▶ _Input_:

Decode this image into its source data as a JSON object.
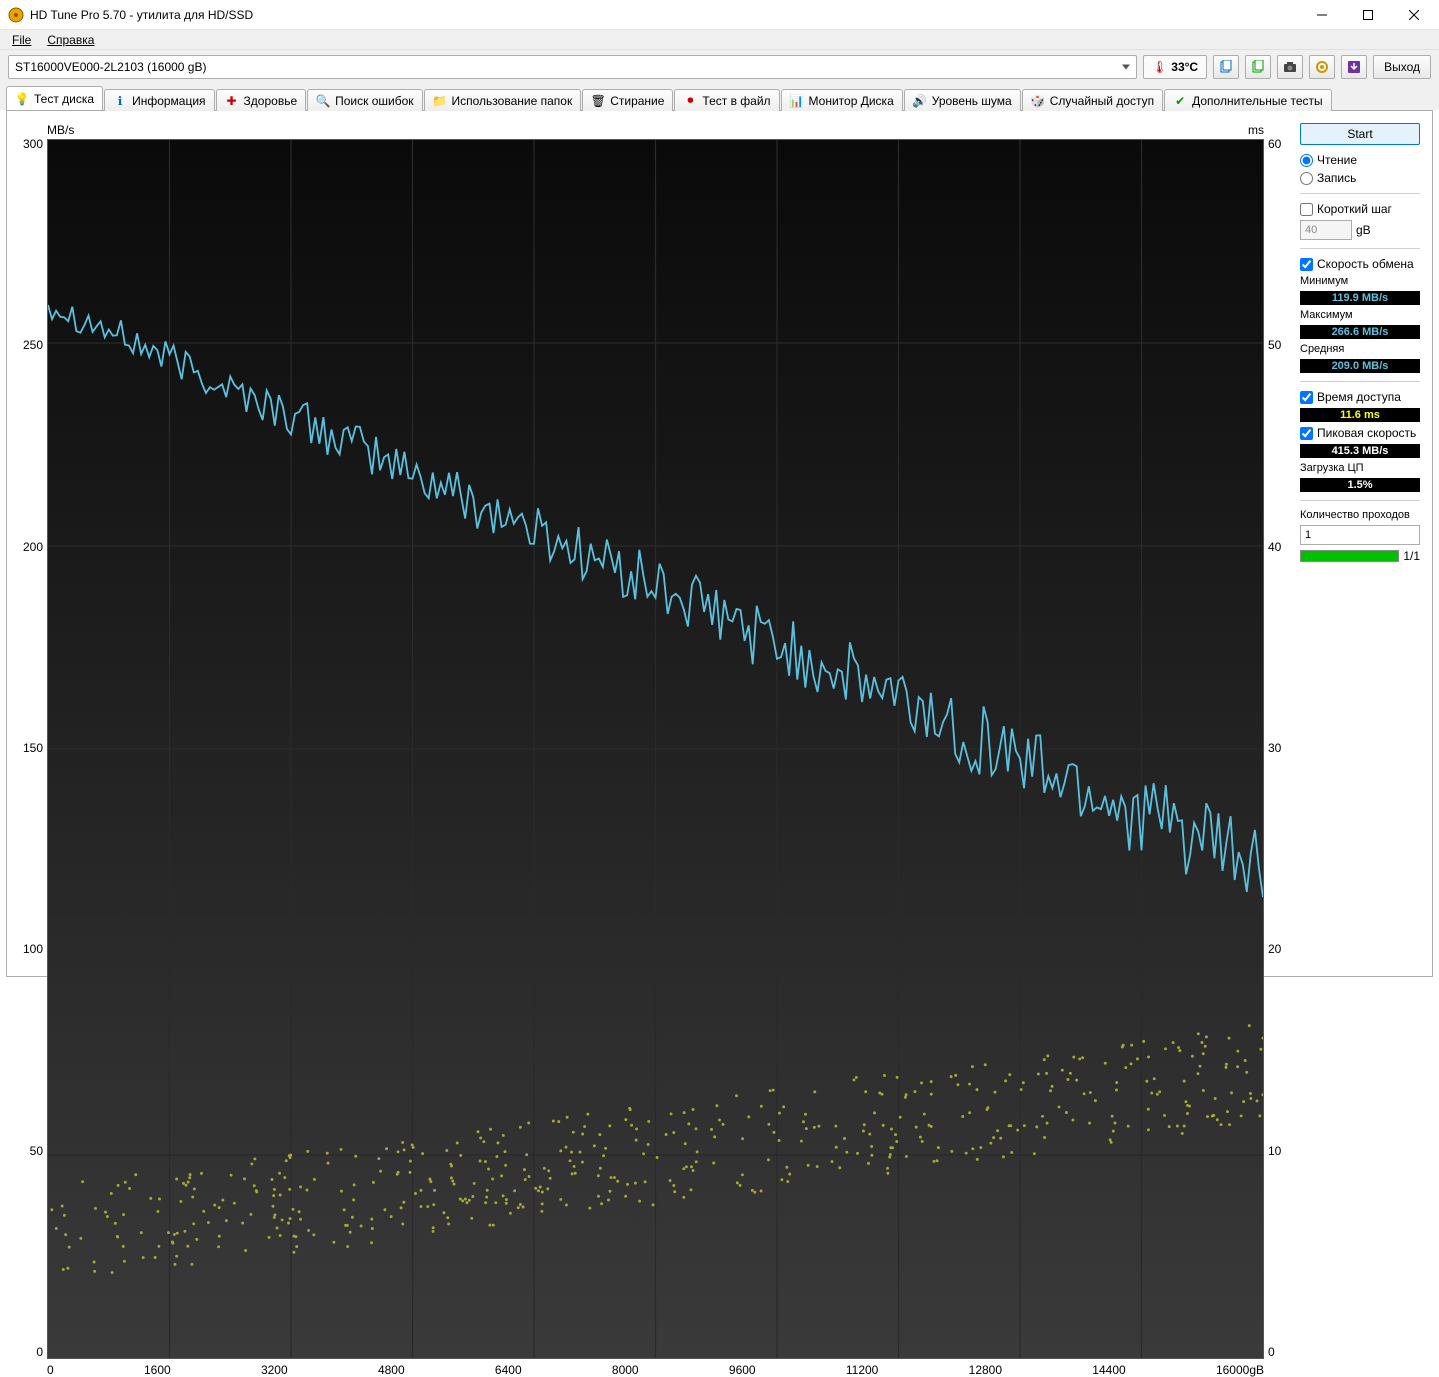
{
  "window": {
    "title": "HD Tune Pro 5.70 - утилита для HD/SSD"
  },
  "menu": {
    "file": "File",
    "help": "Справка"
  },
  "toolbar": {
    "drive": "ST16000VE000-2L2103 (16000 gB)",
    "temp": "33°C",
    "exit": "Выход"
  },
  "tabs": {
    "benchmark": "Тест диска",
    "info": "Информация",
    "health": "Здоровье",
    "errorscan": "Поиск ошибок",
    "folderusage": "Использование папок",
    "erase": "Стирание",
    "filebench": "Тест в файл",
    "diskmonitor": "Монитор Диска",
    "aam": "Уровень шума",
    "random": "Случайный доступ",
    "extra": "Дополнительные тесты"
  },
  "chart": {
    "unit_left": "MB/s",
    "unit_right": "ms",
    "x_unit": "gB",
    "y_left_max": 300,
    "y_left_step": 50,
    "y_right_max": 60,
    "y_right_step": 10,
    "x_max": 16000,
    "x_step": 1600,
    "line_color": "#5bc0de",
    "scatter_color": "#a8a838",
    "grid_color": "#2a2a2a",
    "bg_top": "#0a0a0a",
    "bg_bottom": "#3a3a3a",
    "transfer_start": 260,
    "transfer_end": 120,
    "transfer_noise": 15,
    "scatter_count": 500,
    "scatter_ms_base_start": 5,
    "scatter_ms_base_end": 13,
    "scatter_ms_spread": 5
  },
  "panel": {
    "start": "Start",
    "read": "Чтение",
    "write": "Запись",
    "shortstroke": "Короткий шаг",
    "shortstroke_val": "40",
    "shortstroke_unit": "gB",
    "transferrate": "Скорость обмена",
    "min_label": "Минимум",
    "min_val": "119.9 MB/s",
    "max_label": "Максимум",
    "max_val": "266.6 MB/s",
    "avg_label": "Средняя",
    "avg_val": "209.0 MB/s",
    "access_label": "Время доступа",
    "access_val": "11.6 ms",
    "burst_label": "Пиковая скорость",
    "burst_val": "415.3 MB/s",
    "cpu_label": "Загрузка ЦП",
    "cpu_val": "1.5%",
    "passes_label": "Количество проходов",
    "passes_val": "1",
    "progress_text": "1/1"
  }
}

--

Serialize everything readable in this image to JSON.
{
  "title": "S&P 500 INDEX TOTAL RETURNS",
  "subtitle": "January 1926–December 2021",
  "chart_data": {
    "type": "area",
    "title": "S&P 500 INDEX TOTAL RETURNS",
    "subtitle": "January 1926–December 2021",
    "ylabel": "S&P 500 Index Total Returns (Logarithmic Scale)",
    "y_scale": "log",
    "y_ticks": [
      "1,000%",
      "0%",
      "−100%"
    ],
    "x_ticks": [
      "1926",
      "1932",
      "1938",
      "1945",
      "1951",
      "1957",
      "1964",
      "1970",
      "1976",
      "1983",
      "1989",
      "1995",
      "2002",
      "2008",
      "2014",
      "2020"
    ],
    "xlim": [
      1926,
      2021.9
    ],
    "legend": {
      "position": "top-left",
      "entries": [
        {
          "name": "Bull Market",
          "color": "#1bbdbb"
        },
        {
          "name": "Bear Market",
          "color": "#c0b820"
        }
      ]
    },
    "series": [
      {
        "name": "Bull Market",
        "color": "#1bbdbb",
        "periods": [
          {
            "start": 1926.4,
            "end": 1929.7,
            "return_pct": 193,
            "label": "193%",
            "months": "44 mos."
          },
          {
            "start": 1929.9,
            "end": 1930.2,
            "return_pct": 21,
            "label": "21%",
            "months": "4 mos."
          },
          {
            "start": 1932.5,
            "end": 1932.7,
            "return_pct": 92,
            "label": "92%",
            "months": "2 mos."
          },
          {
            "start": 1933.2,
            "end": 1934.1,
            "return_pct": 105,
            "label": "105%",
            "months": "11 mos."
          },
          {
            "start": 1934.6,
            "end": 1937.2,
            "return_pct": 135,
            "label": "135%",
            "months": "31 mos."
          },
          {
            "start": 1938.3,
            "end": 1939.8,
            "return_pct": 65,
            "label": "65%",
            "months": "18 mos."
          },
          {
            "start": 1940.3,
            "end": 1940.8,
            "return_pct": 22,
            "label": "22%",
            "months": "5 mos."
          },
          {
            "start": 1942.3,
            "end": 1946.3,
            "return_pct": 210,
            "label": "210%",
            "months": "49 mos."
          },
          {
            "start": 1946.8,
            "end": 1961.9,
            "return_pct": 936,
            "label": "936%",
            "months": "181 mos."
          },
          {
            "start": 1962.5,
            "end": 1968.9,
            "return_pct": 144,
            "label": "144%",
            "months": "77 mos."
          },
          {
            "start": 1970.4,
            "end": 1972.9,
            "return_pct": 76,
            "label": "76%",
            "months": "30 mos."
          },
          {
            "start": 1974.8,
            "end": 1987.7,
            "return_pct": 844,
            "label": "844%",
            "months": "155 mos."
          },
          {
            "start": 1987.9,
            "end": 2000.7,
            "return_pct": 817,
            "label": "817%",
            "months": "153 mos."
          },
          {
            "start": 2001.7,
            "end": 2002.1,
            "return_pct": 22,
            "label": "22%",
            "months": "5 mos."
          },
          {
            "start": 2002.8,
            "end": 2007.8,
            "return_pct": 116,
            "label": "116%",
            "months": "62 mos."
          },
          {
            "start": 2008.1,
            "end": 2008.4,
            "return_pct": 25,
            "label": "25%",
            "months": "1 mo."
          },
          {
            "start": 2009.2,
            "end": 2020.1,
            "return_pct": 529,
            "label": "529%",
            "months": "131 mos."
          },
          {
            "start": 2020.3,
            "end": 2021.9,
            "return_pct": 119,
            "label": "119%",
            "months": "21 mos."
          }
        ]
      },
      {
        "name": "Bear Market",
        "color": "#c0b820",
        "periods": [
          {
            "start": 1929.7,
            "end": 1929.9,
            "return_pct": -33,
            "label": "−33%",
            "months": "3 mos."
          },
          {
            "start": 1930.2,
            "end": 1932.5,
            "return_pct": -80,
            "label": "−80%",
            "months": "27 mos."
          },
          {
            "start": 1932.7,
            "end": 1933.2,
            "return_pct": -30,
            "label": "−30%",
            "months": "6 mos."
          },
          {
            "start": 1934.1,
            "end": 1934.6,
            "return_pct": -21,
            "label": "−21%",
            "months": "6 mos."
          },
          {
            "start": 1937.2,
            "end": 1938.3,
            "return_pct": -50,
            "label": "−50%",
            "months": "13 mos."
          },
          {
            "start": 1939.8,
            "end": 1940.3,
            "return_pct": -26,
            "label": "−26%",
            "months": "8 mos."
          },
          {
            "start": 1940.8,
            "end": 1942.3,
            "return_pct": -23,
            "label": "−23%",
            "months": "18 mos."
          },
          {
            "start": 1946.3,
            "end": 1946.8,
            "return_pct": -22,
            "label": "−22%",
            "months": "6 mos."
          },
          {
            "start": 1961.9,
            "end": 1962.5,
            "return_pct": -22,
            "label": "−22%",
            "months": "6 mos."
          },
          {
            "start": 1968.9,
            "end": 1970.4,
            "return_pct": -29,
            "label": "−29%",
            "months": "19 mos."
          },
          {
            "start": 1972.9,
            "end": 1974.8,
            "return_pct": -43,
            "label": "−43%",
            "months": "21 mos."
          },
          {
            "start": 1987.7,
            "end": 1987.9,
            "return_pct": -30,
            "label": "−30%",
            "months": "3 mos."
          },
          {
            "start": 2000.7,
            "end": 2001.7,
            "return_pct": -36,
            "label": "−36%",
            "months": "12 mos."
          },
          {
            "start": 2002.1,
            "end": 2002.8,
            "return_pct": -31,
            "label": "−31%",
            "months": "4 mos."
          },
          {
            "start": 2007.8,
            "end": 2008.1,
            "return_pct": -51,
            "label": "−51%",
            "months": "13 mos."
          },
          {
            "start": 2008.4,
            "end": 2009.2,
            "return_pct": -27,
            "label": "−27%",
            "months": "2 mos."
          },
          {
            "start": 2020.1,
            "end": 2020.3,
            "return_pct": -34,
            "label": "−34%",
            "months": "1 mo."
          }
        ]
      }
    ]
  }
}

▶ _What you are asked to do_: Tell how many lines in the material contain the word "name". Only the number is wanted.

▶ _Correct answer_: 4